Figure dataset records
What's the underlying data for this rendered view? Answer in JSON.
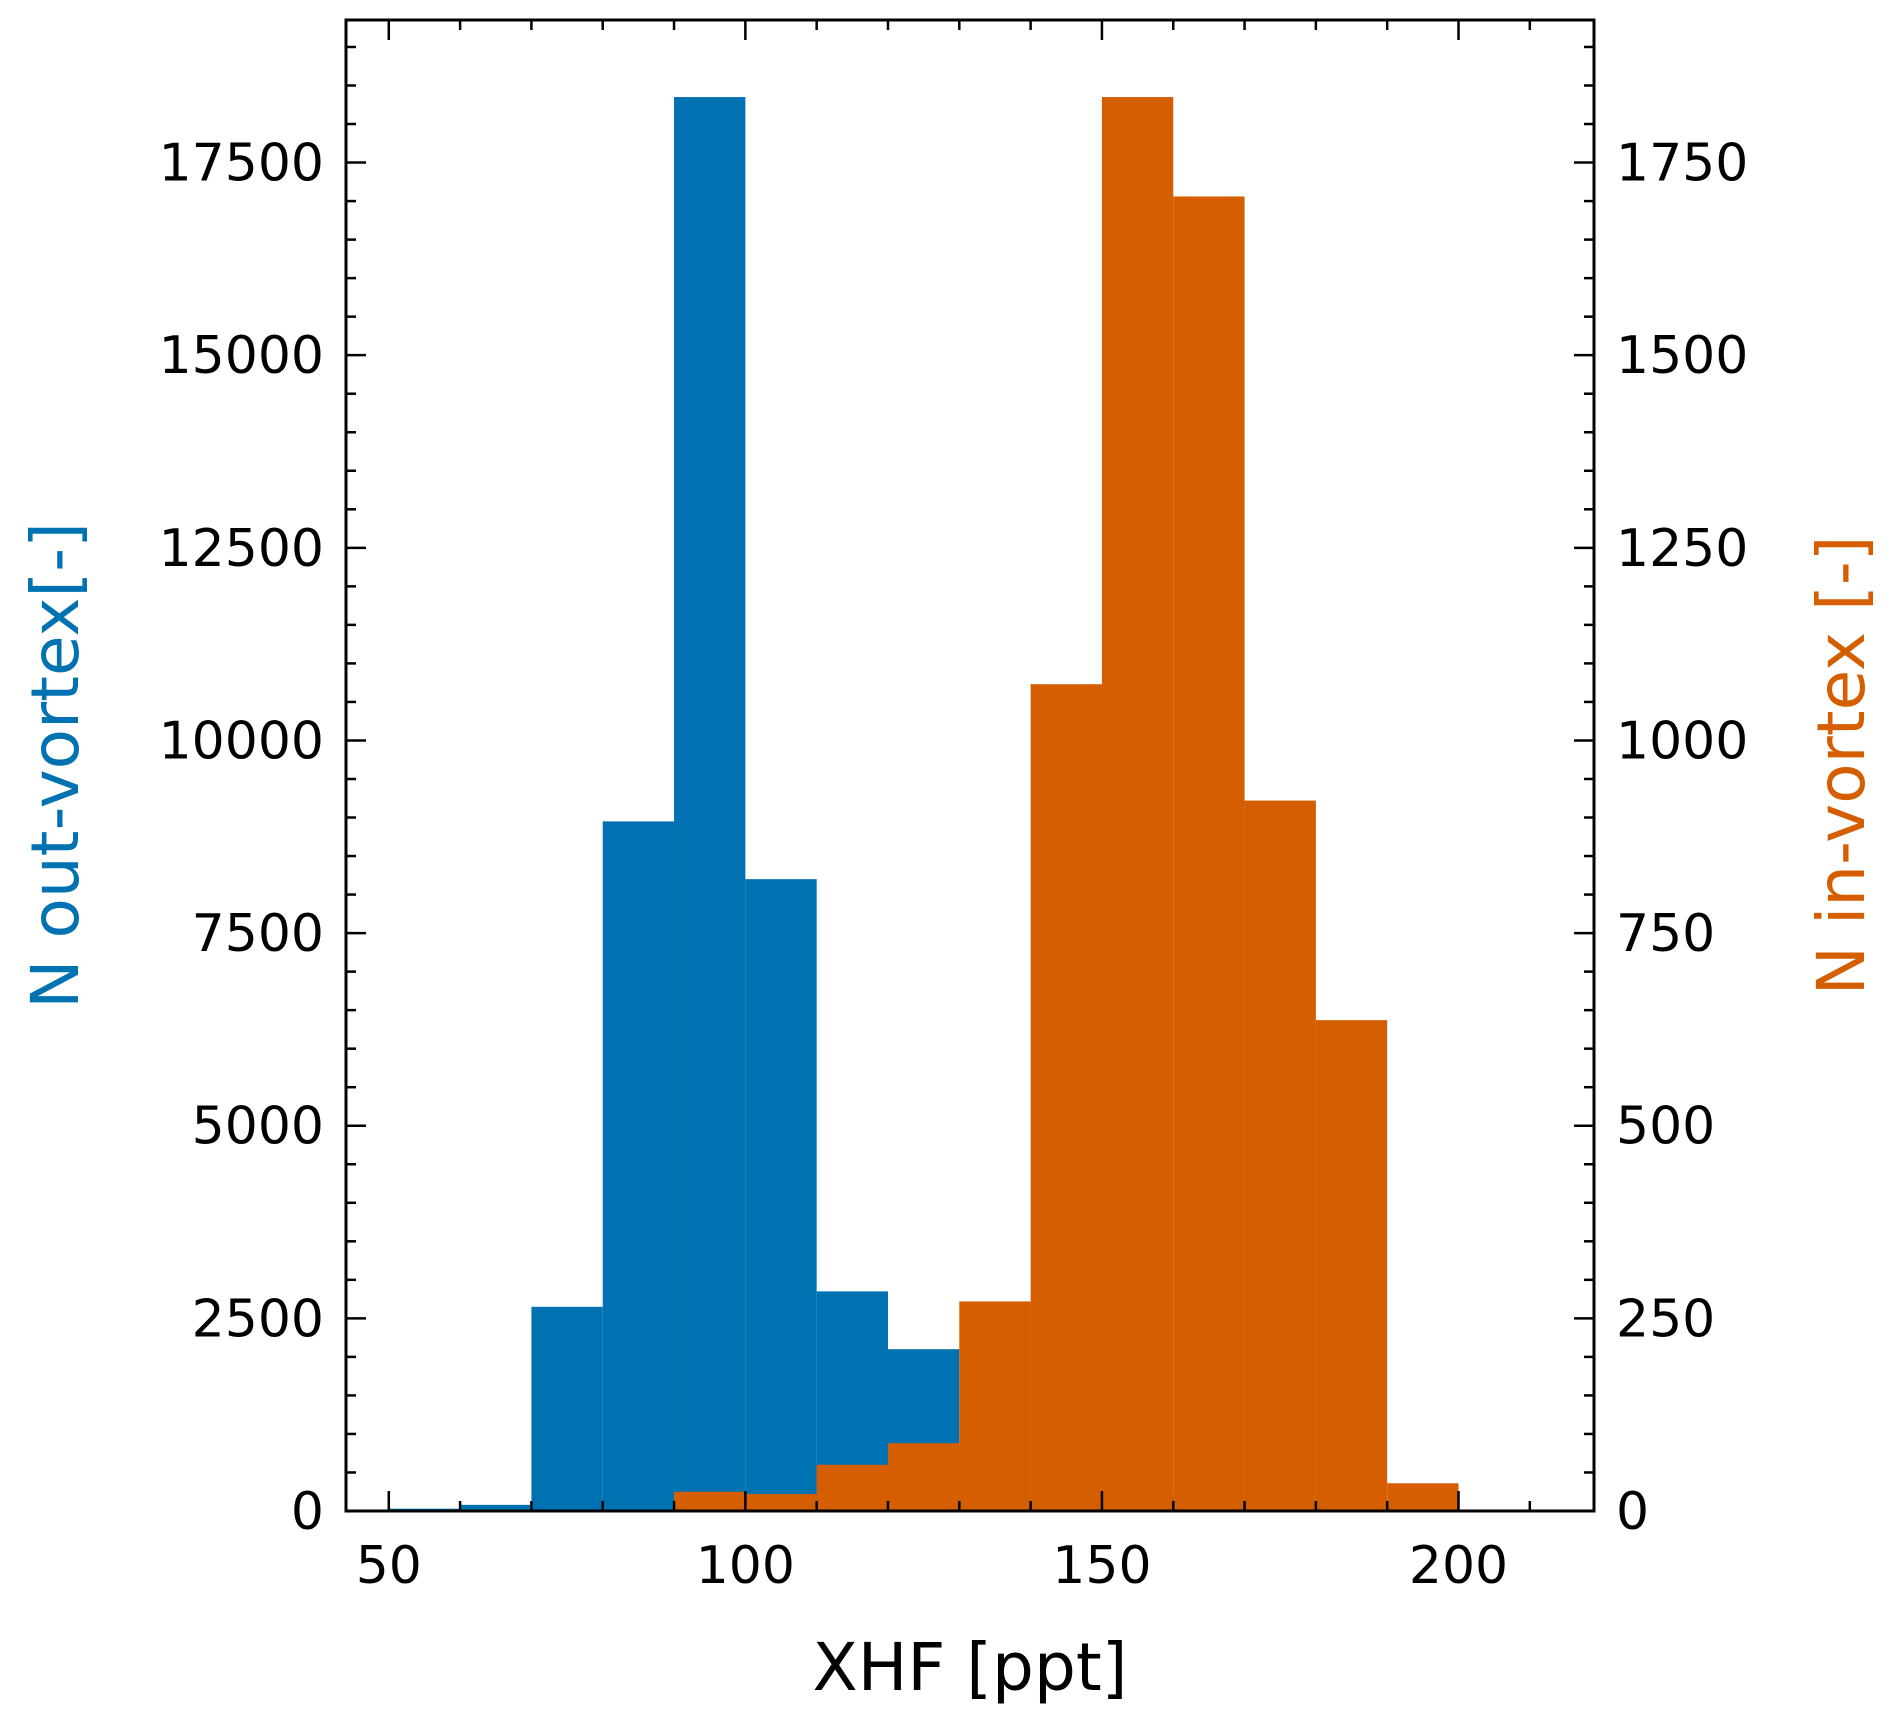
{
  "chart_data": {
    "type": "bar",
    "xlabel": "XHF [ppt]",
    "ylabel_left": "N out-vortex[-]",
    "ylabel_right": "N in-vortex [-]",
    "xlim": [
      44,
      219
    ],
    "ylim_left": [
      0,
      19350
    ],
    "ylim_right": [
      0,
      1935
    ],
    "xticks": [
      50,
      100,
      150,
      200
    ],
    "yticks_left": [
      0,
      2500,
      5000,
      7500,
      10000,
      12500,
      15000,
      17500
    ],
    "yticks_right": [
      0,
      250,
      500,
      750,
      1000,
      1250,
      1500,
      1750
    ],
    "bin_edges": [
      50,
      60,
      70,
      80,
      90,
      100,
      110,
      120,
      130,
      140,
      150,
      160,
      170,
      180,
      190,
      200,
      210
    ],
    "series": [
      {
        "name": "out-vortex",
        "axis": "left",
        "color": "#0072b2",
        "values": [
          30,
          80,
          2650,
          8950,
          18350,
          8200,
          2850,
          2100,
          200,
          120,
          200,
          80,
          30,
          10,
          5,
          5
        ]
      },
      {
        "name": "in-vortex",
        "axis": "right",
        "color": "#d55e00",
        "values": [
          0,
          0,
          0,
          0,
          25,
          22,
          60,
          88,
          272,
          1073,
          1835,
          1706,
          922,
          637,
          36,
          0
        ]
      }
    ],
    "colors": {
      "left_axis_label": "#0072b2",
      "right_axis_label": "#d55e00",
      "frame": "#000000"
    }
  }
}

--

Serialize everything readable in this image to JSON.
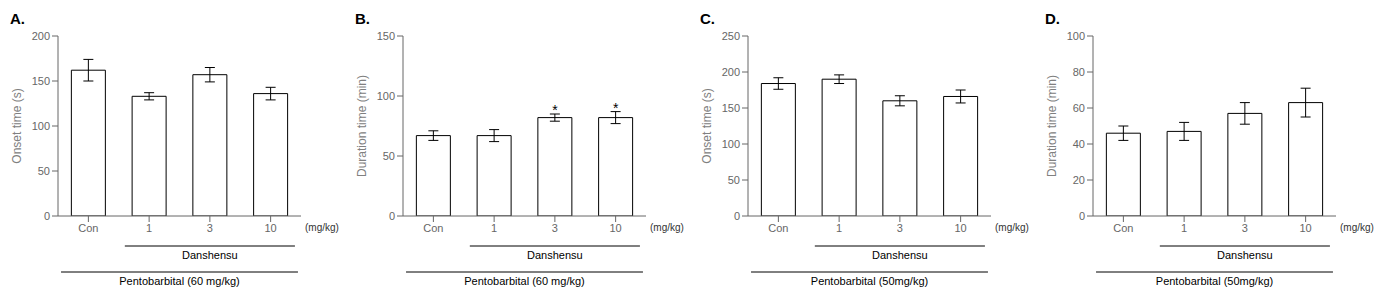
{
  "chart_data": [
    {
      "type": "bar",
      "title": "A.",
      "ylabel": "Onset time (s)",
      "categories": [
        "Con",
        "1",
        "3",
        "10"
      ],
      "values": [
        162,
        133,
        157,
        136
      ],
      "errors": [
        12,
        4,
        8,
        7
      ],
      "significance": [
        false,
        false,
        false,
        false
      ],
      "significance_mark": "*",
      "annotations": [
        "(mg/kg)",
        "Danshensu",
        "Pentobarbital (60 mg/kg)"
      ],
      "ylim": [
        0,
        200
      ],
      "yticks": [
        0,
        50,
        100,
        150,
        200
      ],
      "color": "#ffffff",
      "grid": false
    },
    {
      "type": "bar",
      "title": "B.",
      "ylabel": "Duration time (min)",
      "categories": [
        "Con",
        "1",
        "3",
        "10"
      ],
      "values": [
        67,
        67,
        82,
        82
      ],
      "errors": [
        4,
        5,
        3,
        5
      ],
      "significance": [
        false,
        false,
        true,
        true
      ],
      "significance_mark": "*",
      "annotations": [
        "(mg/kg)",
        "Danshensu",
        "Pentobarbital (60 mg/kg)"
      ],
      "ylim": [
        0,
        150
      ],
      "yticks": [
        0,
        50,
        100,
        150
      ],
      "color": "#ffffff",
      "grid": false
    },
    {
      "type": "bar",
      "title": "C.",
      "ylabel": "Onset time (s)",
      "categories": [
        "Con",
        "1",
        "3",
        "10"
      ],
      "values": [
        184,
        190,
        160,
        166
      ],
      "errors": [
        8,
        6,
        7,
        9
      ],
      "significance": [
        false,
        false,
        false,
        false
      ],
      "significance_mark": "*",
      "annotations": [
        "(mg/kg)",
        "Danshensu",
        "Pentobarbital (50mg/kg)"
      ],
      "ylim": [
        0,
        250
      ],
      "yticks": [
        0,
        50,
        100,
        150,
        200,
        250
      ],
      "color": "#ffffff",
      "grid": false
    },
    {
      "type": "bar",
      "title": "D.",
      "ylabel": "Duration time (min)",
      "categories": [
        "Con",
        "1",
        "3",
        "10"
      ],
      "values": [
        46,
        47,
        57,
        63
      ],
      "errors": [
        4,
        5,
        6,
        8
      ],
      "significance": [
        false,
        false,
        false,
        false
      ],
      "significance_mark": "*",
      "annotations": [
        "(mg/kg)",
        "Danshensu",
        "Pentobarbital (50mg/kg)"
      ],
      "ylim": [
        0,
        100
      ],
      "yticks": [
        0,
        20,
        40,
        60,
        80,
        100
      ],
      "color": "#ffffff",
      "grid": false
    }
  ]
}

__Exercise__: What is the number of lines in the listing that contain the string "vortex"? Reply with that number alone.

__Right answer__: 4